Data entries:
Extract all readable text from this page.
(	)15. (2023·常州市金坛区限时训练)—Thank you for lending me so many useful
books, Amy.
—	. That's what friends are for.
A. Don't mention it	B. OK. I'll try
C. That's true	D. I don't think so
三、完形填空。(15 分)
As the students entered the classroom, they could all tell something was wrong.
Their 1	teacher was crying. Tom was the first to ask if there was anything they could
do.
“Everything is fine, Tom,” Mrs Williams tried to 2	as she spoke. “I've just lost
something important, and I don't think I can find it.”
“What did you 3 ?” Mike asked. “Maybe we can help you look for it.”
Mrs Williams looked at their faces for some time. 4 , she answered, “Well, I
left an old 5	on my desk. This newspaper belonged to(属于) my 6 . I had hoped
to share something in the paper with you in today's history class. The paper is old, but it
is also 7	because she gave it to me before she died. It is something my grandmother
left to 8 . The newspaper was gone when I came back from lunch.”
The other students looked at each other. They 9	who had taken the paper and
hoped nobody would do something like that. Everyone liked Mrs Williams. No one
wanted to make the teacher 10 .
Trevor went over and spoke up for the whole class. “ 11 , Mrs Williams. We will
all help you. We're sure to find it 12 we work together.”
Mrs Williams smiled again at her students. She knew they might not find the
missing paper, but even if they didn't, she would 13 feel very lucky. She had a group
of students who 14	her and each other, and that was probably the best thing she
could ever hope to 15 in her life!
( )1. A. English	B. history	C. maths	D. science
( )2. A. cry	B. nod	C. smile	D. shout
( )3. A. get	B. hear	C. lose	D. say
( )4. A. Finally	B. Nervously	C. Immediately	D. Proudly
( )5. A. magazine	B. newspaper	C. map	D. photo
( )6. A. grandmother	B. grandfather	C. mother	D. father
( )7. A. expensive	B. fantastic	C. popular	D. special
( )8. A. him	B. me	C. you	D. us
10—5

Work to complete:
Return all of the data word for word.

The completed task:
Extract all readable text from this page.
(	)15. (2023·常州市金坛区限时训练)—Thank you for lending me so many useful
books, Amy.
—	. That's what friends are for.
A. Don't mention it	B. OK. I'll try
C. That's true	D. I don't think so
三、完形填空。(15 分)
As the students entered the classroom, they could all tell something was wrong.
Their 1	teacher was crying. Tom was the first to ask if there was anything they could
do.
“Everything is fine, Tom,” Mrs Williams tried to 2	as she spoke. “I've just lost
something important, and I don't think I can find it.”
“What did you 3 ?” Mike asked. “Maybe we can help you look for it.”
Mrs Williams looked at their faces for some time. 4 , she answered, “Well, I
left an old 5	on my desk. This newspaper belonged to(属于) my 6 . I had hoped
to share something in the paper with you in today's history class. The paper is old, but it
is also 7	because she gave it to me before she died. It is something my grandmother
left to 8 . The newspaper was gone when I came back from lunch.”
The other students looked at each other. They 9	who had taken the paper and
hoped nobody would do something like that. Everyone liked Mrs Williams. No one
wanted to make the teacher 10 .
Trevor went over and spoke up for the whole class. “ 11 , Mrs Williams. We will
all help you. We're sure to find it 12 we work together.”
Mrs Williams smiled again at her students. She knew they might not find the
missing paper, but even if they didn't, she would 13 feel very lucky. She had a group
of students who 14	her and each other, and that was probably the best thing she
could ever hope to 15 in her life!
( )1. A. English	B. history	C. maths	D. science
( )2. A. cry	B. nod	C. smile	D. shout
( )3. A. get	B. hear	C. lose	D. say
( )4. A. Finally	B. Nervously	C. Immediately	D. Proudly
( )5. A. magazine	B. newspaper	C. map	D. photo
( )6. A. grandmother	B. grandfather	C. mother	D. father
( )7. A. expensive	B. fantastic	C. popular	D. special
( )8. A. him	B. me	C. you	D. us
10—5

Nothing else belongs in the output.